▶ _TASK REQUIREMENTS_
Which of the lines below hold "Graves"? Please return each one.

** DATASET RECORDS follows **

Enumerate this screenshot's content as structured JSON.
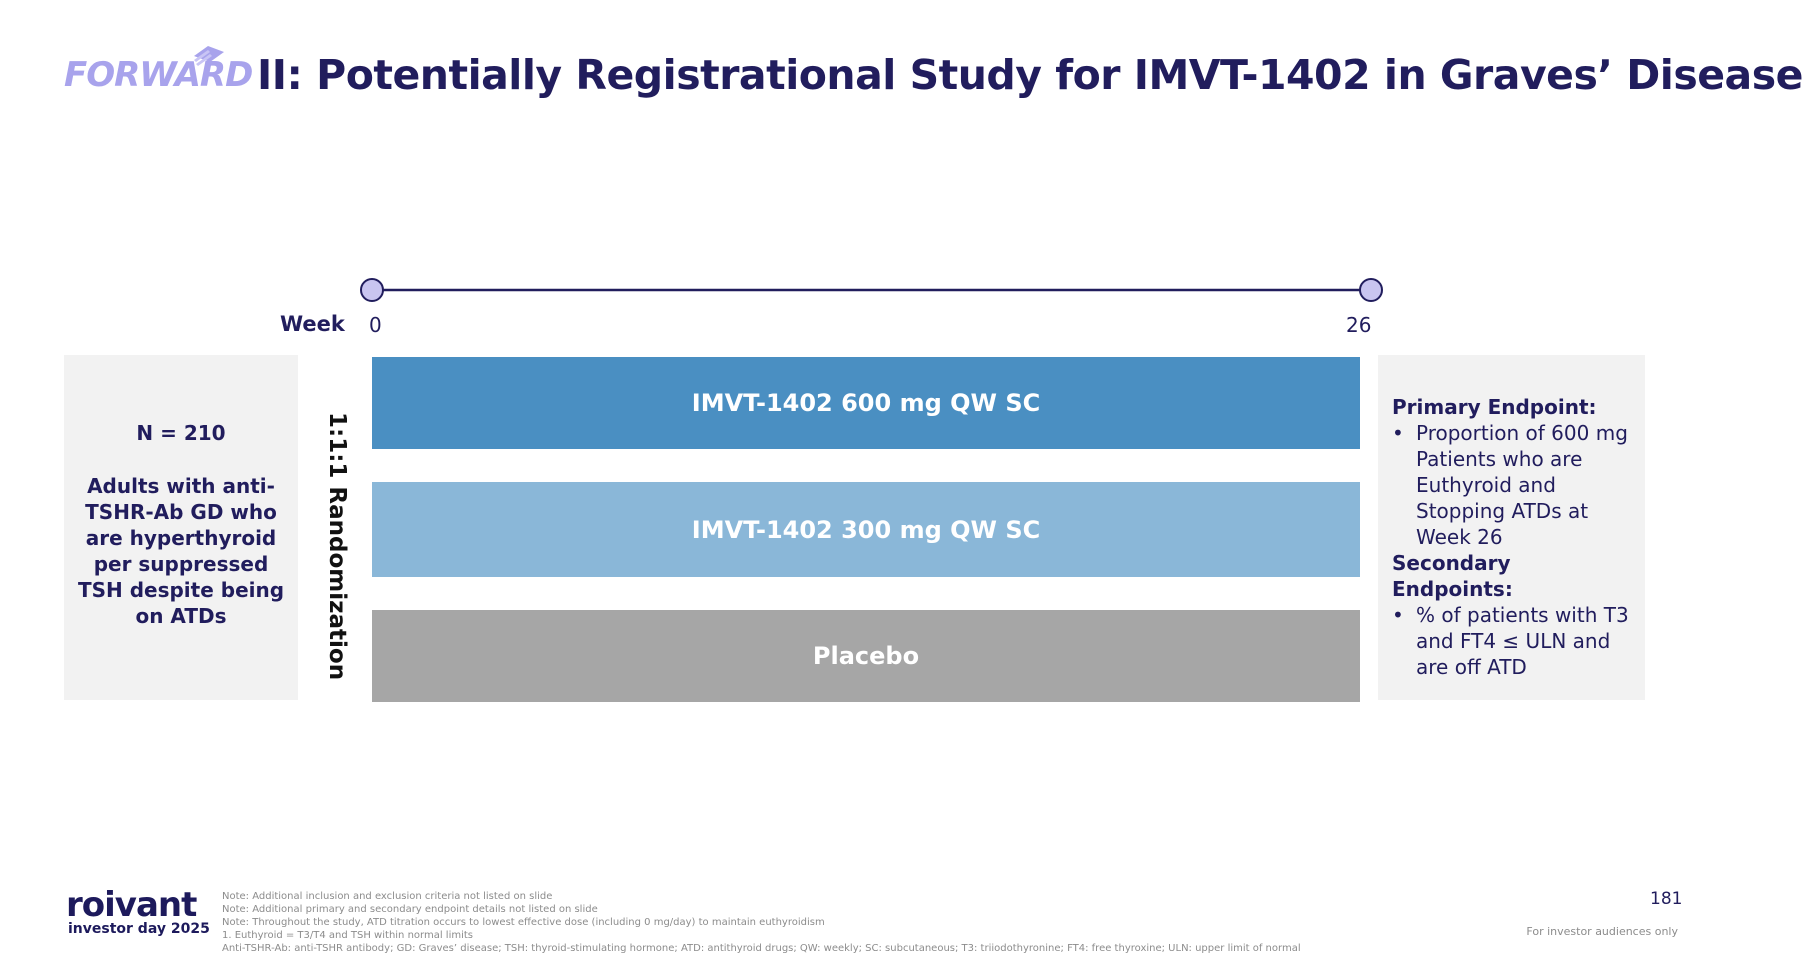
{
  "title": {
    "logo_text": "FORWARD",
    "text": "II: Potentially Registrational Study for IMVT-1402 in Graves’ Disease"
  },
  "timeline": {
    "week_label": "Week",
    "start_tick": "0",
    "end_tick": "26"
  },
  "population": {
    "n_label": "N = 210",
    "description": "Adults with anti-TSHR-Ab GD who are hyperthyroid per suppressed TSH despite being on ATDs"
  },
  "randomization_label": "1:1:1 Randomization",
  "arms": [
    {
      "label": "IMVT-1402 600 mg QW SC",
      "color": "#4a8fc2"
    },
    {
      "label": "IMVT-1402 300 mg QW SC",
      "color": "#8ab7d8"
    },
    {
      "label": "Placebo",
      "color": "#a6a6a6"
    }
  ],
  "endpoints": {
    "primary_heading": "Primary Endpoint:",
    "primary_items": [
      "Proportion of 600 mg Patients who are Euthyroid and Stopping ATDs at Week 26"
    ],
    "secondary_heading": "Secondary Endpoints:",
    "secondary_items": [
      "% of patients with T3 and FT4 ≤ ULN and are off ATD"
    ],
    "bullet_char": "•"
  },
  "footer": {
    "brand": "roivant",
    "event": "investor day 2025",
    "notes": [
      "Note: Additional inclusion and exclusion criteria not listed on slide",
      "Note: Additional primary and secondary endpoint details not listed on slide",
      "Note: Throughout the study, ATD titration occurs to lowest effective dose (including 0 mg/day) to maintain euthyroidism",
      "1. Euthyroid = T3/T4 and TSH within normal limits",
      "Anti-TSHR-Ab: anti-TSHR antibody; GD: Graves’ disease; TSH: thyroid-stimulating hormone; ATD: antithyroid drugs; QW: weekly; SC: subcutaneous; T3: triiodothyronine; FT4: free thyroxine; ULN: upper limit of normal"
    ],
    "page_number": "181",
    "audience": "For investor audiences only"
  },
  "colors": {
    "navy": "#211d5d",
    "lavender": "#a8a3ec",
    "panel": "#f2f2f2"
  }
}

** End of DATASET RECORDS **

▶ _OUTPUT OF THE EXERCISE_
    "text": "II: Potentially Registrational Study for IMVT-1402 in Graves’ Disease"
      "Anti-TSHR-Ab: anti-TSHR antibody; GD: Graves’ disease; TSH: thyroid-stimulating hormone; ATD: antithyroid drugs; QW: weekly; SC: subcutaneous; T3: triiodothyronine; FT4: free thyroxine; ULN: upper limit of normal"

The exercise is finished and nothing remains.